● **SET TASK**: Repeat each record exactly. Any picture gets left out.

Excerpt from a dataset
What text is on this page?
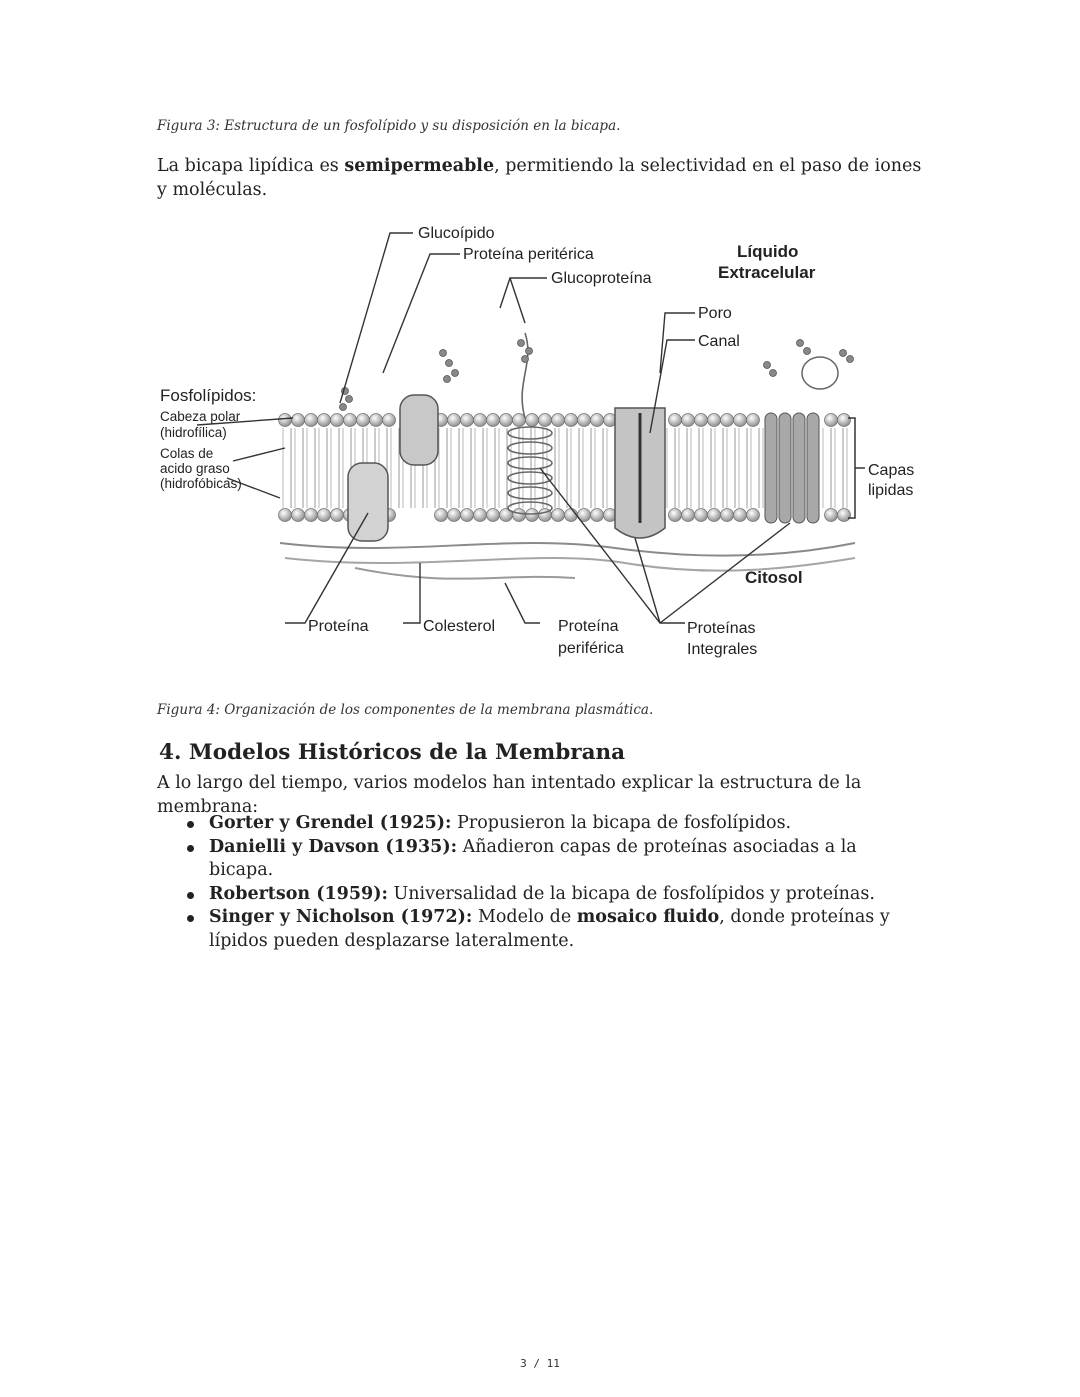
Figura 3: Estructura de un fosfolípido y su disposición en la bicapa.
La bicapa lipídica es semipermeable, permitiendo la selectividad en el paso de iones y moléculas.
Glucoípido
Proteína peritérica
Glucoproteína
Líquido
Extracelular
Poro
Canal
Fosfolípidos:
Cabeza polar
(hidrofílica)
Colas de
acido graso
(hidrofóbicas)
Capas
lipidas
Citosol
Proteína	Colesterol	Proteína
periférica
Proteínas
Integrales
Figura 4: Organización de los componentes de la membrana plasmática.
4. Modelos Históricos de la Membrana
A lo largo del tiempo, varios modelos han intentado explicar la estructura de la membrana:
Gorter y Grendel (1925): Propusieron la bicapa de fosfolípidos.
Danielli y Davson (1935): Añadieron capas de proteínas asociadas a la bicapa.
Robertson (1959): Universalidad de la bicapa de fosfolípidos y proteínas.
Singer y Nicholson (1972): Modelo de mosaico fluido, donde proteínas y lípidos pueden desplazarse lateralmente.
3 / 11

● **SOLUTION**:
What text is on this page?
Figura 3: Estructura de un fosfolípido y su disposición en la bicapa.
La bicapa lipídica es semipermeable, permitiendo la selectividad en el paso de iones y moléculas.
Glucoípido
Proteína peritérica
Glucoproteína
Líquido
Extracelular
Poro
Canal
Fosfolípidos:
Cabeza polar
(hidrofílica)
Colas de
acido graso
(hidrofóbicas)
Capas
lipidas
Citosol
Proteína	Colesterol	Proteína
periférica
Proteínas
Integrales
Figura 4: Organización de los componentes de la membrana plasmática.
4. Modelos Históricos de la Membrana
A lo largo del tiempo, varios modelos han intentado explicar la estructura de la membrana:
Gorter y Grendel (1925): Propusieron la bicapa de fosfolípidos.
Danielli y Davson (1935): Añadieron capas de proteínas asociadas a la bicapa.
Robertson (1959): Universalidad de la bicapa de fosfolípidos y proteínas.
Singer y Nicholson (1972): Modelo de mosaico fluido, donde proteínas y lípidos pueden desplazarse lateralmente.
3 / 11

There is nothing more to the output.